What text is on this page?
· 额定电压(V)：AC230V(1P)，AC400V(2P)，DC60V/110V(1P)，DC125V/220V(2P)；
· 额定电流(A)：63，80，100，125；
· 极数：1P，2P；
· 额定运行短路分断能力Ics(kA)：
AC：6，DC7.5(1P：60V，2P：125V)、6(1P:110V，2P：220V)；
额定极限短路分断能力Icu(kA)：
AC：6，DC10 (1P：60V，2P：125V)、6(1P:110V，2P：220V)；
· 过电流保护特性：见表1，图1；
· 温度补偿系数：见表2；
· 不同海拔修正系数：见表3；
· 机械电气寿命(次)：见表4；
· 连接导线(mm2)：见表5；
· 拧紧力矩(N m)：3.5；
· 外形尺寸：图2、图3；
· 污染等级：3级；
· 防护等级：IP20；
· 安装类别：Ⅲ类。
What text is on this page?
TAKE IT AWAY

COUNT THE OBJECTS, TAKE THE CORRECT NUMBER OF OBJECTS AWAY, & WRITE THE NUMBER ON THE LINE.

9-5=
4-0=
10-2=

---

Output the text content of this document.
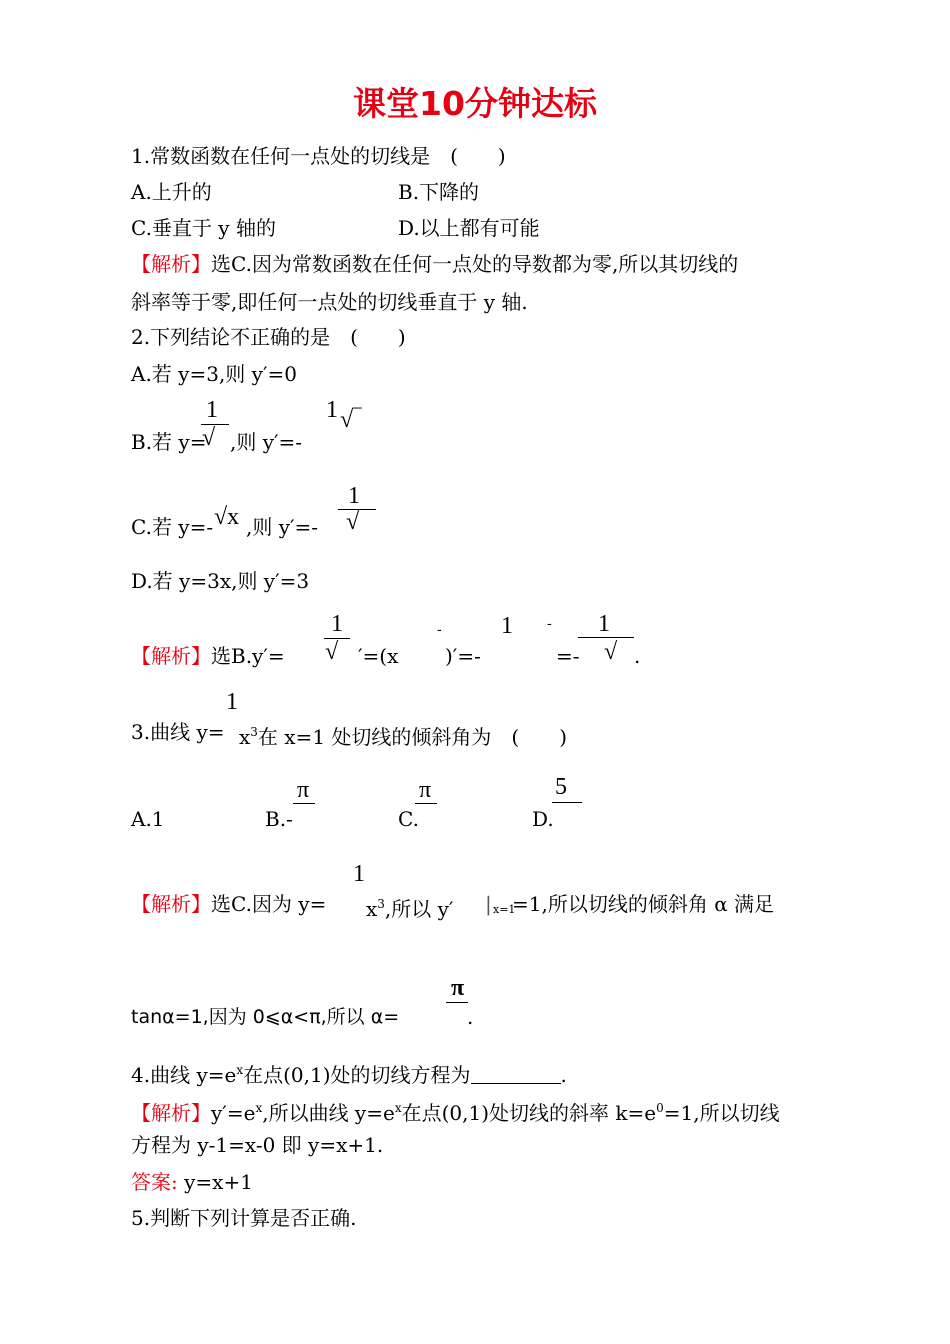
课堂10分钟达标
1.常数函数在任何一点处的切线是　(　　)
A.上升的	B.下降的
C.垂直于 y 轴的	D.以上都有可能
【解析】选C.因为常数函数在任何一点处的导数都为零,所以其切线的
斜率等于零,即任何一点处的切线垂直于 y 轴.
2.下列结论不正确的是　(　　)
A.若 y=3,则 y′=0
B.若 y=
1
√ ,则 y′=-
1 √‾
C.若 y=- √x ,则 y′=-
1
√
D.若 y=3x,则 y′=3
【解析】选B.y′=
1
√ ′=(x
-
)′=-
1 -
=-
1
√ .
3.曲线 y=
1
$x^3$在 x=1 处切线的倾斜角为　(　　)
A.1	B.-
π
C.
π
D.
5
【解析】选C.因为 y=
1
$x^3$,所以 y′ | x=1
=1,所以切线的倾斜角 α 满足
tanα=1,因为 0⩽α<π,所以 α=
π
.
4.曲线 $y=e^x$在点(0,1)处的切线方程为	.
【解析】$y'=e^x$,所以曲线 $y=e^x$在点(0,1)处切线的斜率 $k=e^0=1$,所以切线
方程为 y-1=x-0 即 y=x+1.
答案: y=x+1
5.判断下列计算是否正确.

EXERCISE REQUIREMENTS: Find the lines with the string "AWAY" and reproduce them.

TASK OUTPUT:
TAKE IT AWAY
COUNT THE OBJECTS, TAKE THE CORRECT NUMBER OF OBJECTS AWAY, & WRITE THE NUMBER ON THE LINE.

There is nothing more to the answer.